Quote the whole listing verbatim.

>> BEGIN Material provided

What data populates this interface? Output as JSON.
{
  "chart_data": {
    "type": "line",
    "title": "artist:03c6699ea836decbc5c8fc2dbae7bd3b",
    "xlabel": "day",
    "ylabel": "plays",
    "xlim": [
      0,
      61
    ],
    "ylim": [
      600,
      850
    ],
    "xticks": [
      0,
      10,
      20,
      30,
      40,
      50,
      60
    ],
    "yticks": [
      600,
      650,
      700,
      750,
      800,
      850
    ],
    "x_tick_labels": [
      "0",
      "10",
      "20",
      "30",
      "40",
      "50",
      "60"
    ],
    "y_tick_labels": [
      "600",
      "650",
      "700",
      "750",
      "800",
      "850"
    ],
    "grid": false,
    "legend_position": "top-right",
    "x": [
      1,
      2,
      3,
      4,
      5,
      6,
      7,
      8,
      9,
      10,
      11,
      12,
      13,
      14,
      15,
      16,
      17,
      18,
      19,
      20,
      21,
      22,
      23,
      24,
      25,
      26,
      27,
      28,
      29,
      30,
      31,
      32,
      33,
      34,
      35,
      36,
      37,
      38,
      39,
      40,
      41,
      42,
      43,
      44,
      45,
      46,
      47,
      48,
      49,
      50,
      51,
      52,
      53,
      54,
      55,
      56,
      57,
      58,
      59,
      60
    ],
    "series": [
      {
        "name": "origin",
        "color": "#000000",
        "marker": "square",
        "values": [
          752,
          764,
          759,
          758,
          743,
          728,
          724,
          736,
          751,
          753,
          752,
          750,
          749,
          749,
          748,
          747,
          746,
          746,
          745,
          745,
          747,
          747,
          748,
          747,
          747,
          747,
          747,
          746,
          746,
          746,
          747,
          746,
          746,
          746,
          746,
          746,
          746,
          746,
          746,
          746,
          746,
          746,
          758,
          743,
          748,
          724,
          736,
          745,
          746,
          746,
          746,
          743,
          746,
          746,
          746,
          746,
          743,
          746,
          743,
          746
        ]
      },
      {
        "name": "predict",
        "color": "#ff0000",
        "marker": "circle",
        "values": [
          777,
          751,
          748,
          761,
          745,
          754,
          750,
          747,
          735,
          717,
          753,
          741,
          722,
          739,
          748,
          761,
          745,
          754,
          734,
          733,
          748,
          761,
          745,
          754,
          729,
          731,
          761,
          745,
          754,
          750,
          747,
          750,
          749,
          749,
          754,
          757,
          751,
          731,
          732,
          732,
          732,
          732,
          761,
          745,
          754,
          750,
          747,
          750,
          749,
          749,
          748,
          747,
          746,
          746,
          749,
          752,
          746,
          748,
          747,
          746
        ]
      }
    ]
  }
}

>> END Material provided

(Answer for this exercise):
What data populates this interface? Output as JSON.
{
  "chart_data": {
    "type": "line",
    "title": "artist:03c6699ea836decbc5c8fc2dbae7bd3b",
    "xlabel": "day",
    "ylabel": "plays",
    "xlim": [
      0,
      61
    ],
    "ylim": [
      600,
      850
    ],
    "xticks": [
      0,
      10,
      20,
      30,
      40,
      50,
      60
    ],
    "yticks": [
      600,
      650,
      700,
      750,
      800,
      850
    ],
    "x_tick_labels": [
      "0",
      "10",
      "20",
      "30",
      "40",
      "50",
      "60"
    ],
    "y_tick_labels": [
      "600",
      "650",
      "700",
      "750",
      "800",
      "850"
    ],
    "grid": false,
    "legend_position": "top-right",
    "x": [
      1,
      2,
      3,
      4,
      5,
      6,
      7,
      8,
      9,
      10,
      11,
      12,
      13,
      14,
      15,
      16,
      17,
      18,
      19,
      20,
      21,
      22,
      23,
      24,
      25,
      26,
      27,
      28,
      29,
      30,
      31,
      32,
      33,
      34,
      35,
      36,
      37,
      38,
      39,
      40,
      41,
      42,
      43,
      44,
      45,
      46,
      47,
      48,
      49,
      50,
      51,
      52,
      53,
      54,
      55,
      56,
      57,
      58,
      59,
      60
    ],
    "series": [
      {
        "name": "origin",
        "color": "#000000",
        "marker": "square",
        "values": [
          752,
          764,
          759,
          758,
          743,
          728,
          724,
          736,
          751,
          753,
          752,
          750,
          749,
          749,
          748,
          747,
          746,
          746,
          745,
          745,
          747,
          747,
          748,
          747,
          747,
          747,
          747,
          746,
          746,
          746,
          747,
          746,
          746,
          746,
          746,
          746,
          746,
          746,
          746,
          746,
          746,
          746,
          758,
          743,
          748,
          724,
          736,
          745,
          746,
          746,
          746,
          743,
          746,
          746,
          746,
          746,
          743,
          746,
          743,
          746
        ]
      },
      {
        "name": "predict",
        "color": "#ff0000",
        "marker": "circle",
        "values": [
          777,
          751,
          748,
          761,
          745,
          754,
          750,
          747,
          735,
          717,
          753,
          741,
          722,
          739,
          748,
          761,
          745,
          754,
          734,
          733,
          748,
          761,
          745,
          754,
          729,
          731,
          761,
          745,
          754,
          750,
          747,
          750,
          749,
          749,
          754,
          757,
          751,
          731,
          732,
          732,
          732,
          732,
          761,
          745,
          754,
          750,
          747,
          750,
          749,
          749,
          748,
          747,
          746,
          746,
          749,
          752,
          746,
          748,
          747,
          746
        ]
      }
    ]
  }
}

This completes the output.